## EXERCISE INPUT
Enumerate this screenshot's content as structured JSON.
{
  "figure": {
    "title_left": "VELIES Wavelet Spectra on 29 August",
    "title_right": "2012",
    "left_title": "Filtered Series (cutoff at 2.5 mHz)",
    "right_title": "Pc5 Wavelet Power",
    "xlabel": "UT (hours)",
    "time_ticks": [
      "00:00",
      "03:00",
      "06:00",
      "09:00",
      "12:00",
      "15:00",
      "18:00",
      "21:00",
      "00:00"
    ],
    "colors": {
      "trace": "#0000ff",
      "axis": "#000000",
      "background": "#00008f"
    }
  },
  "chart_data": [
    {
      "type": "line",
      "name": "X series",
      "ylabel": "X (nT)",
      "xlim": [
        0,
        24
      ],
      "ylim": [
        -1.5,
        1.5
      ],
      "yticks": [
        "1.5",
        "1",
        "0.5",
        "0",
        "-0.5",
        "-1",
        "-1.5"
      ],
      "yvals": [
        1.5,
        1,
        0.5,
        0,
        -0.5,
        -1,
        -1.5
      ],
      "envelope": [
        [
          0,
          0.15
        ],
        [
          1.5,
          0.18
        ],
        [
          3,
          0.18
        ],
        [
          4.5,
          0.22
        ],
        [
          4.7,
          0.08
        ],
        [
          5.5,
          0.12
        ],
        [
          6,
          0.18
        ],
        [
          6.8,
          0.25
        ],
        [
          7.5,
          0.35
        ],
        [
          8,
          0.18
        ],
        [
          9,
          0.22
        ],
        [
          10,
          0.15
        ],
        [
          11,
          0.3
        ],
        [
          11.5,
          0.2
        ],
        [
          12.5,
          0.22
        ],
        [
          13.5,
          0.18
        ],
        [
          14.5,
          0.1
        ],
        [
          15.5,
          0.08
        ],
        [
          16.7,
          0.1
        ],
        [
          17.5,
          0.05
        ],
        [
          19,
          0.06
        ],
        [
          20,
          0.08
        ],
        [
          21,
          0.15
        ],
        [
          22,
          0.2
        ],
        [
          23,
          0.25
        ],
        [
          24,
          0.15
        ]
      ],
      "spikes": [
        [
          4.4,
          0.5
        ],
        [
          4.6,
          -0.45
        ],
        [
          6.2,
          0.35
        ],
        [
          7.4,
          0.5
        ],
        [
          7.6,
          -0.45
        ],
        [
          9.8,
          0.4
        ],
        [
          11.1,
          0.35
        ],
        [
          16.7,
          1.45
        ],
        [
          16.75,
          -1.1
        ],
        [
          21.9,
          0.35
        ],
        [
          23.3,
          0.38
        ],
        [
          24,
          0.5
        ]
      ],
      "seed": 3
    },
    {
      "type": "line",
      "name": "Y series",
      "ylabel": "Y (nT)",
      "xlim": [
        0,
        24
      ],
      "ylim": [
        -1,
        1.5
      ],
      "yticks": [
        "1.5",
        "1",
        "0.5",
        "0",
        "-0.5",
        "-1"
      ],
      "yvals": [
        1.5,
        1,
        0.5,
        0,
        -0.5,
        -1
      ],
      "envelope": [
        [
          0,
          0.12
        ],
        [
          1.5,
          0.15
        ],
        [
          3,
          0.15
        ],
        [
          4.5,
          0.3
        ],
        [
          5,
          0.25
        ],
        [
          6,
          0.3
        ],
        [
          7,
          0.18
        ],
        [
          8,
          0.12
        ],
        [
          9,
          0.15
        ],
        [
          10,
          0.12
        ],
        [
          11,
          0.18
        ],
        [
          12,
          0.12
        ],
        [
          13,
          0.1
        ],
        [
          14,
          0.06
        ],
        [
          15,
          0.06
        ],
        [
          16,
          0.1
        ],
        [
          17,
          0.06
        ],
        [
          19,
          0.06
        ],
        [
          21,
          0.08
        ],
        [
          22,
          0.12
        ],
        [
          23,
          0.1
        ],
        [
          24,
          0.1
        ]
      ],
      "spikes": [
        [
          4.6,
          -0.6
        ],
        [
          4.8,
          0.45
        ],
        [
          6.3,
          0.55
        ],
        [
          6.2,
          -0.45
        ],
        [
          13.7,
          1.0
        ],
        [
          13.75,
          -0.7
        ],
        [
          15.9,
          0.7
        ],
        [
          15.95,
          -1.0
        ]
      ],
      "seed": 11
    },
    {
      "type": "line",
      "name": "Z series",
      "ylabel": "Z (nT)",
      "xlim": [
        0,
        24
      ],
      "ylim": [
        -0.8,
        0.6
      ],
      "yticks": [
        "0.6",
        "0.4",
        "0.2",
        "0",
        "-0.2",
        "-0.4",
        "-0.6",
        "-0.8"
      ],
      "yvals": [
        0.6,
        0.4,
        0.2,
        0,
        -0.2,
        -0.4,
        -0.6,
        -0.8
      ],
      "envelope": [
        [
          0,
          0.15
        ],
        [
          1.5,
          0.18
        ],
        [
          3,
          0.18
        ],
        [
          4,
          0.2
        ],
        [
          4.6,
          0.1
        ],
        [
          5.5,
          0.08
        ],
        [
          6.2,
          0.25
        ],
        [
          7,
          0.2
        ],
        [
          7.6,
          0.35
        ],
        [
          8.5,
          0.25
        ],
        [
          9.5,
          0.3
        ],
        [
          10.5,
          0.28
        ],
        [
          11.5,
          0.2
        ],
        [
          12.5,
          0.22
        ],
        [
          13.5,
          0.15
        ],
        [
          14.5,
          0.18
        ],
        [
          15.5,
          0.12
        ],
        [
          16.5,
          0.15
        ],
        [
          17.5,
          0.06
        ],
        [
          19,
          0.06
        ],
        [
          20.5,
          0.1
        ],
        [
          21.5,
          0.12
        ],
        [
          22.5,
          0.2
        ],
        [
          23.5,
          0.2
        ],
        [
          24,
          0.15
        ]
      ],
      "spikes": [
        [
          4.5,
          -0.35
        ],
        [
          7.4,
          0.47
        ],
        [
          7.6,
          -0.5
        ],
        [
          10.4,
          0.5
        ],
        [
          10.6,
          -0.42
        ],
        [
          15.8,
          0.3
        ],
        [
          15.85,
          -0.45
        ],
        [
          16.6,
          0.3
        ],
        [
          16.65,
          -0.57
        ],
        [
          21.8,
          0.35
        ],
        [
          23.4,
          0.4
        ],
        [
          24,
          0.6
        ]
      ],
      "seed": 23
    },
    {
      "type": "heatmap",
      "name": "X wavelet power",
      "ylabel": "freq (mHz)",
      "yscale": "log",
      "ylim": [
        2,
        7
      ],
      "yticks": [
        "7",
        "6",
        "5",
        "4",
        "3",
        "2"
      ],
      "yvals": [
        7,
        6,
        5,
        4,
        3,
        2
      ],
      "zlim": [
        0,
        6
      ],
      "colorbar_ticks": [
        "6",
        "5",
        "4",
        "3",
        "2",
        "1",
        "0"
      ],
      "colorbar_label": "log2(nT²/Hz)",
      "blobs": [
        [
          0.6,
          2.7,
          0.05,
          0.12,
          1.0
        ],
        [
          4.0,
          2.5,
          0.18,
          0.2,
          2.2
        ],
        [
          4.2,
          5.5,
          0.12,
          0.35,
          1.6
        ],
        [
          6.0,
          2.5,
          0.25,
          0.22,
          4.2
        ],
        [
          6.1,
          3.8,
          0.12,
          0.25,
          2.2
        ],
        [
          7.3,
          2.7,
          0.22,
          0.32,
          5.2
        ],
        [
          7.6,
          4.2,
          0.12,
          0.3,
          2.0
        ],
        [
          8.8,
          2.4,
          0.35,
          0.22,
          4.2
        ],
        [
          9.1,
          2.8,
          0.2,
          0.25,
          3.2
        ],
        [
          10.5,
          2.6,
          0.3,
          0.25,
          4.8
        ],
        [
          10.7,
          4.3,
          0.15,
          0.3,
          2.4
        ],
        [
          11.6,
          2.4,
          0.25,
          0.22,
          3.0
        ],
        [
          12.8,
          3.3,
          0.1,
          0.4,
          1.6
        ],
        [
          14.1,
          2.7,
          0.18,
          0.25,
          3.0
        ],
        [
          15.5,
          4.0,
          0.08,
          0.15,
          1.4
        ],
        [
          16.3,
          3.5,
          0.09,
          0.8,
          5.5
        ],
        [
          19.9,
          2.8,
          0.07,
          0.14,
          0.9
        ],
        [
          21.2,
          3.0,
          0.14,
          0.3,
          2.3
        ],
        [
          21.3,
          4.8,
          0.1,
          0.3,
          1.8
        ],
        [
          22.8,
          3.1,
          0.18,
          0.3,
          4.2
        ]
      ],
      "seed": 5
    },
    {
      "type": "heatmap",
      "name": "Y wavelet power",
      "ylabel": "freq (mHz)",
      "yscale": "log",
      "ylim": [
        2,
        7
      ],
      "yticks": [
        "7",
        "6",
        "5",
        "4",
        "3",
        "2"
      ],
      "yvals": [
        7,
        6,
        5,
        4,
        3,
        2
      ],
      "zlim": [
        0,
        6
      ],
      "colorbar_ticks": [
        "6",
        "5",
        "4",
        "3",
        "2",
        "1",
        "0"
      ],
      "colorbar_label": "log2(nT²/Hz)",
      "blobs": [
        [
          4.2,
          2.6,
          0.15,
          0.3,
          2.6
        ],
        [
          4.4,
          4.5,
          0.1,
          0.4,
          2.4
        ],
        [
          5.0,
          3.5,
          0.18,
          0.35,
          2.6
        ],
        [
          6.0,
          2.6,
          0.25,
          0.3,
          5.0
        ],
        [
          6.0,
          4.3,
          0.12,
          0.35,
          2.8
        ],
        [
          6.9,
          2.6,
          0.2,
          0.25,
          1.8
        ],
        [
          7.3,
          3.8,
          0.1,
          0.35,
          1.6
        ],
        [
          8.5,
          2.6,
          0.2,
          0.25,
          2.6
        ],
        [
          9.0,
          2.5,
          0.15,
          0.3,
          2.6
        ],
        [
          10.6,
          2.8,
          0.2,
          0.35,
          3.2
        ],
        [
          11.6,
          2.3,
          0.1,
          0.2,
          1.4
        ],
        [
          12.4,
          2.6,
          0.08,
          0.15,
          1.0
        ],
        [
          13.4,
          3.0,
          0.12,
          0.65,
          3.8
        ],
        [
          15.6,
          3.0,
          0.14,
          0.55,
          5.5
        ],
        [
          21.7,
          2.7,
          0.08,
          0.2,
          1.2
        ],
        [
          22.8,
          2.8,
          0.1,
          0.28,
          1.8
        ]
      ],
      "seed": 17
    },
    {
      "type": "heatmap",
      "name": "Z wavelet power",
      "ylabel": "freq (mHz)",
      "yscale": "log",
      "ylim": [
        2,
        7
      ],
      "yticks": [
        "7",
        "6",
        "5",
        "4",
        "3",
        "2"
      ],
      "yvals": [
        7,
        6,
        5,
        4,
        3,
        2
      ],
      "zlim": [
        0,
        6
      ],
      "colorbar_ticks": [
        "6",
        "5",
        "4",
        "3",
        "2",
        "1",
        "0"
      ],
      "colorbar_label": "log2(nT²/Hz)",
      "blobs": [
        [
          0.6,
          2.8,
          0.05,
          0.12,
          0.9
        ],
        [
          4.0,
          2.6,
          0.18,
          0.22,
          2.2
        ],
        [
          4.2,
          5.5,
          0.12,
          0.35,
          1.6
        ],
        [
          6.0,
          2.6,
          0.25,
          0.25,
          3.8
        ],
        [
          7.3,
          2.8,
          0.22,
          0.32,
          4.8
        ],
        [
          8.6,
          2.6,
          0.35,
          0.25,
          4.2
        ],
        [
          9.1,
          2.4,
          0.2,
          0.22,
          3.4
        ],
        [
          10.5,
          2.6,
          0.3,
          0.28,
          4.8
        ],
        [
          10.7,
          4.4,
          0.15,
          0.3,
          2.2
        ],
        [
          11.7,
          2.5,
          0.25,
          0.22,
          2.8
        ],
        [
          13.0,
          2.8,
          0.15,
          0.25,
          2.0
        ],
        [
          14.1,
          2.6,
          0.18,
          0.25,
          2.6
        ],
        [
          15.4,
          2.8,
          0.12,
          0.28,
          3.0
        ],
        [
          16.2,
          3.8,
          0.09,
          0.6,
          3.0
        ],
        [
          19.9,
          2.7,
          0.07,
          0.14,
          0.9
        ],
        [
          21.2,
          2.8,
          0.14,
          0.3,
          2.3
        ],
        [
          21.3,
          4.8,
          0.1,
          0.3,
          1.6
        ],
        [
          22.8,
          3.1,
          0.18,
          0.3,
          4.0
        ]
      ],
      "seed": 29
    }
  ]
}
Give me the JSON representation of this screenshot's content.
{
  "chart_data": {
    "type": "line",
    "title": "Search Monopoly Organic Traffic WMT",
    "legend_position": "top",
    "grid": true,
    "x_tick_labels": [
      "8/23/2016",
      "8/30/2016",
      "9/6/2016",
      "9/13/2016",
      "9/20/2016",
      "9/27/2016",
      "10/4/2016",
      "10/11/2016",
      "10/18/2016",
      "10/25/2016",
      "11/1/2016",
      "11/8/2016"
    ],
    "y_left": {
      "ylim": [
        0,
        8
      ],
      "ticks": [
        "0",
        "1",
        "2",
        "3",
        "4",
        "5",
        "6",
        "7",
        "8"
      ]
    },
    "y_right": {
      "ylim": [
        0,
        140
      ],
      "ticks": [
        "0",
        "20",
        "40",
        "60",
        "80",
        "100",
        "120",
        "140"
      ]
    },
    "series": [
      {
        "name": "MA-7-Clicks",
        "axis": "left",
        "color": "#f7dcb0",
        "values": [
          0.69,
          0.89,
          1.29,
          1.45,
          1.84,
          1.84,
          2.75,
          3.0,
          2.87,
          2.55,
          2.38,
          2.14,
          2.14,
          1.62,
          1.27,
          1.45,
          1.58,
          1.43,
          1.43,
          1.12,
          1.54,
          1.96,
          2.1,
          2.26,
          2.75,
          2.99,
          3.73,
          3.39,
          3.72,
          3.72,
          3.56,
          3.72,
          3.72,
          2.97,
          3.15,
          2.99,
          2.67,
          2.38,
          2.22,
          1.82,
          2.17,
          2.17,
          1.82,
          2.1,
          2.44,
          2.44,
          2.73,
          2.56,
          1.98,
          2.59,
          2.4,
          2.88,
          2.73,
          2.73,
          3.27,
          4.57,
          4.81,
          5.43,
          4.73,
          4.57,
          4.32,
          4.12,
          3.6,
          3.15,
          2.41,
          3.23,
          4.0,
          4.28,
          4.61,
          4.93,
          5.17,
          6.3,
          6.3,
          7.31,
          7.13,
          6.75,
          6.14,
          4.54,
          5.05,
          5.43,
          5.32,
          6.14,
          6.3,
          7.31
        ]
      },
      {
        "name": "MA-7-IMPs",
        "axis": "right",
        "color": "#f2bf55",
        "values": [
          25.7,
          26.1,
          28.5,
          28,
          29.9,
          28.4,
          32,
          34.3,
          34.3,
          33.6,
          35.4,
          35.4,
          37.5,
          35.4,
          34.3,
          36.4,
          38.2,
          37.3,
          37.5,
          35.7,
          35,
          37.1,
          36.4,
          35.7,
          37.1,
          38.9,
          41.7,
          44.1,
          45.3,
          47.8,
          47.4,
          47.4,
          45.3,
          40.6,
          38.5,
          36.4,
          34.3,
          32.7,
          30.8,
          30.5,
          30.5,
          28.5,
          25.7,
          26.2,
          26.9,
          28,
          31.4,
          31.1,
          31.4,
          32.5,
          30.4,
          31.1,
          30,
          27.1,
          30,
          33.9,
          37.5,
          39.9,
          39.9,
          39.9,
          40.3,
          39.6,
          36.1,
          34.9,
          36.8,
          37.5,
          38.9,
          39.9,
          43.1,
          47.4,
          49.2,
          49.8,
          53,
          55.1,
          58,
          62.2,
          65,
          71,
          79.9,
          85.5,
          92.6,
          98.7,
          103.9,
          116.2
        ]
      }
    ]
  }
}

## WHAT TO WORK ON
Say, as a single number and nothing more, how many lines of the entries contain the word "name".

## RESPONSE TO THIS TASK
8